Excerpted data
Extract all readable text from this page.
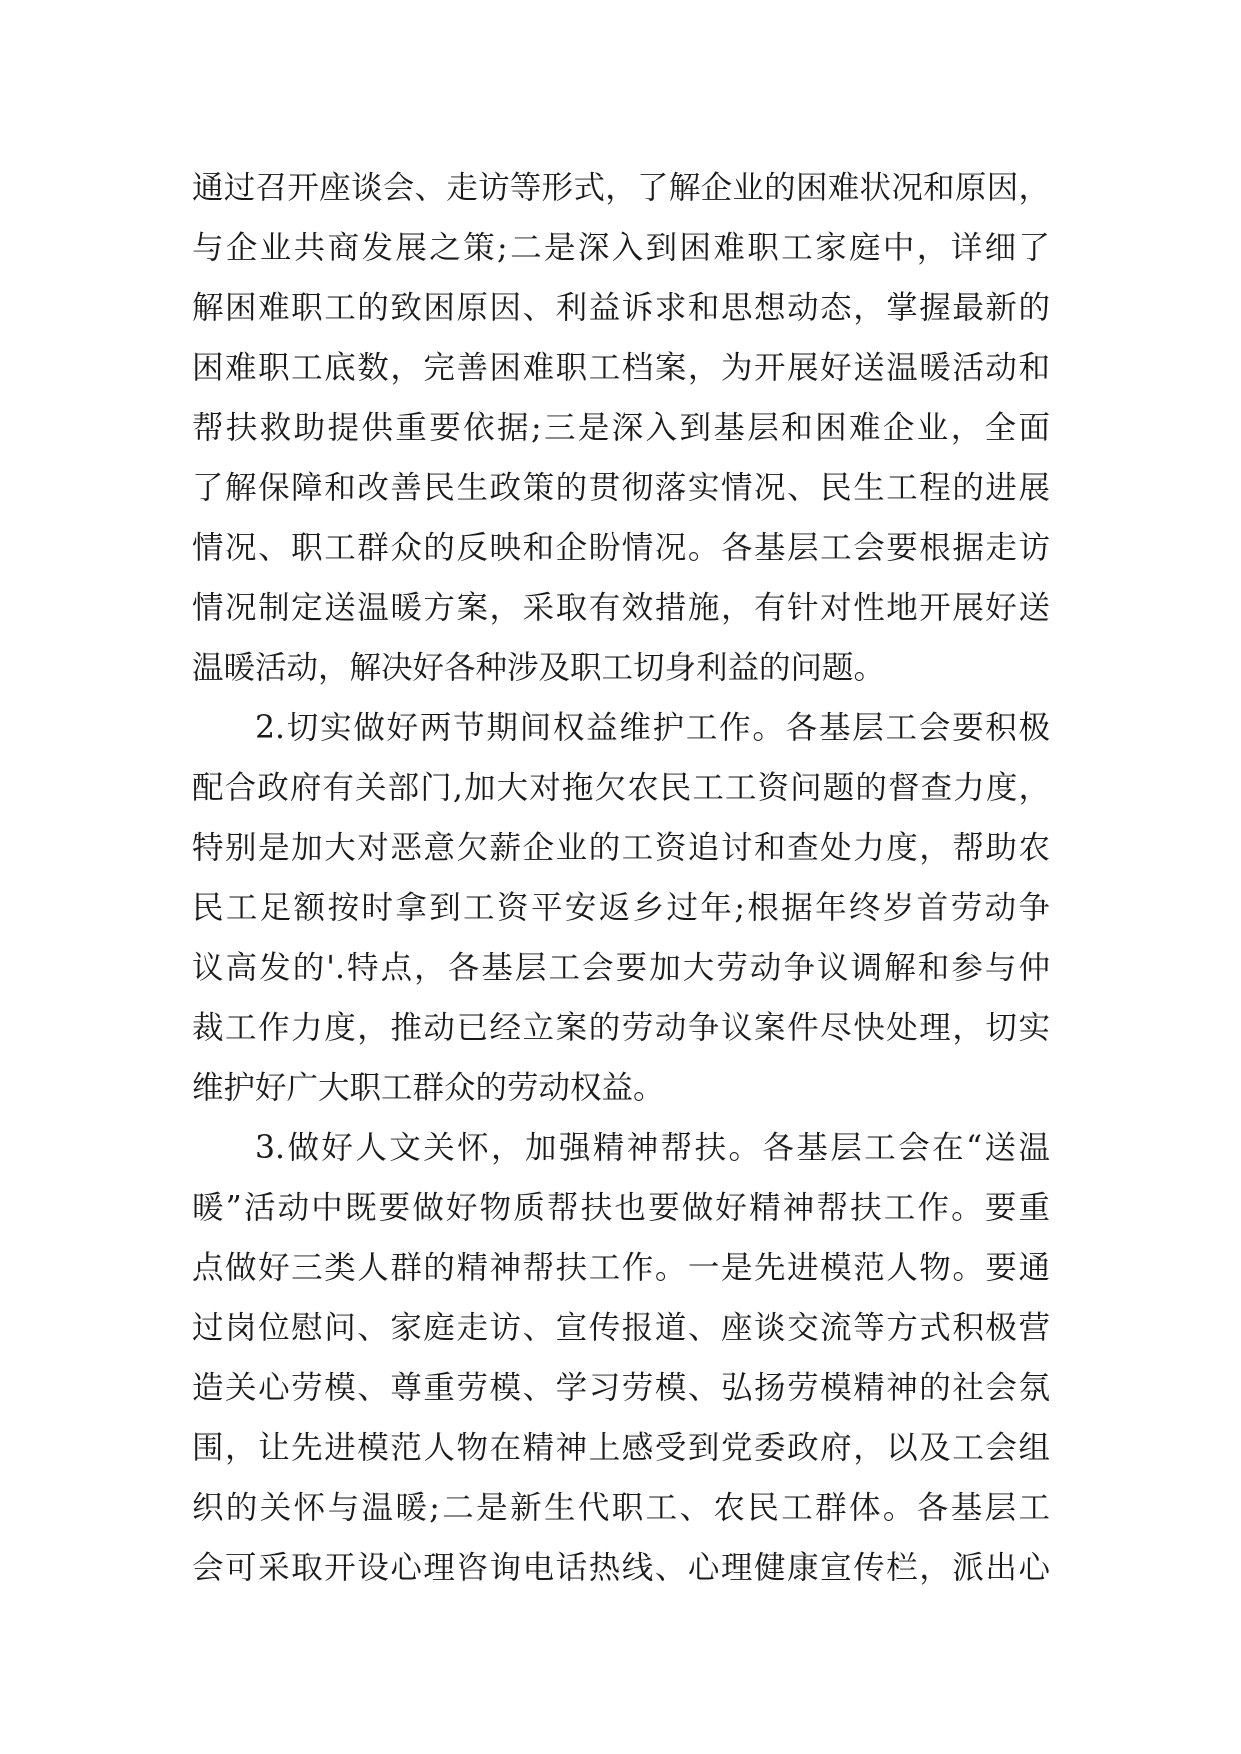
通过召开座谈会、走访等形式，了解企业的困难状况和原因，
与企业共商发展之策;二是深入到困难职工家庭中，详细了
解困难职工的致困原因、利益诉求和思想动态，掌握最新的
困难职工底数，完善困难职工档案，为开展好送温暖活动和
帮扶救助提供重要依据;三是深入到基层和困难企业，全面
了解保障和改善民生政策的贯彻落实情况、民生工程的进展
情况、职工群众的反映和企盼情况。各基层工会要根据走访
情况制定送温暖方案，采取有效措施，有针对性地开展好送
温暖活动，解决好各种涉及职工切身利益的问题。
2.切实做好两节期间权益维护工作。各基层工会要积极
配合政府有关部门,加大对拖欠农民工工资问题的督查力度，
特别是加大对恶意欠薪企业的工资追讨和查处力度，帮助农
民工足额按时拿到工资平安返乡过年;根据年终岁首劳动争
议高发的'.特点，各基层工会要加大劳动争议调解和参与仲
裁工作力度，推动已经立案的劳动争议案件尽快处理，切实
维护好广大职工群众的劳动权益。
3.做好人文关怀，加强精神帮扶。各基层工会在“送温
暖”活动中既要做好物质帮扶也要做好精神帮扶工作。要重
点做好三类人群的精神帮扶工作。一是先进模范人物。要通
过岗位慰问、家庭走访、宣传报道、座谈交流等方式积极营
造关心劳模、尊重劳模、学习劳模、弘扬劳模精神的社会氛
围，让先进模范人物在精神上感受到党委政府，以及工会组
织的关怀与温暖;二是新生代职工、农民工群体。各基层工
会可采取开设心理咨询电话热线、心理健康宣传栏，派出心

Set task
Will you restate every entry word for word and omit the images?

Written reply
Extract all readable text from this page.
通过召开座谈会、走访等形式，了解企业的困难状况和原因，
与企业共商发展之策;二是深入到困难职工家庭中，详细了
解困难职工的致困原因、利益诉求和思想动态，掌握最新的
困难职工底数，完善困难职工档案，为开展好送温暖活动和
帮扶救助提供重要依据;三是深入到基层和困难企业，全面
了解保障和改善民生政策的贯彻落实情况、民生工程的进展
情况、职工群众的反映和企盼情况。各基层工会要根据走访
情况制定送温暖方案，采取有效措施，有针对性地开展好送
温暖活动，解决好各种涉及职工切身利益的问题。
2.切实做好两节期间权益维护工作。各基层工会要积极
配合政府有关部门,加大对拖欠农民工工资问题的督查力度，
特别是加大对恶意欠薪企业的工资追讨和查处力度，帮助农
民工足额按时拿到工资平安返乡过年;根据年终岁首劳动争
议高发的'.特点，各基层工会要加大劳动争议调解和参与仲
裁工作力度，推动已经立案的劳动争议案件尽快处理，切实
维护好广大职工群众的劳动权益。
3.做好人文关怀，加强精神帮扶。各基层工会在“送温
暖”活动中既要做好物质帮扶也要做好精神帮扶工作。要重
点做好三类人群的精神帮扶工作。一是先进模范人物。要通
过岗位慰问、家庭走访、宣传报道、座谈交流等方式积极营
造关心劳模、尊重劳模、学习劳模、弘扬劳模精神的社会氛
围，让先进模范人物在精神上感受到党委政府，以及工会组
织的关怀与温暖;二是新生代职工、农民工群体。各基层工
会可采取开设心理咨询电话热线、心理健康宣传栏，派出心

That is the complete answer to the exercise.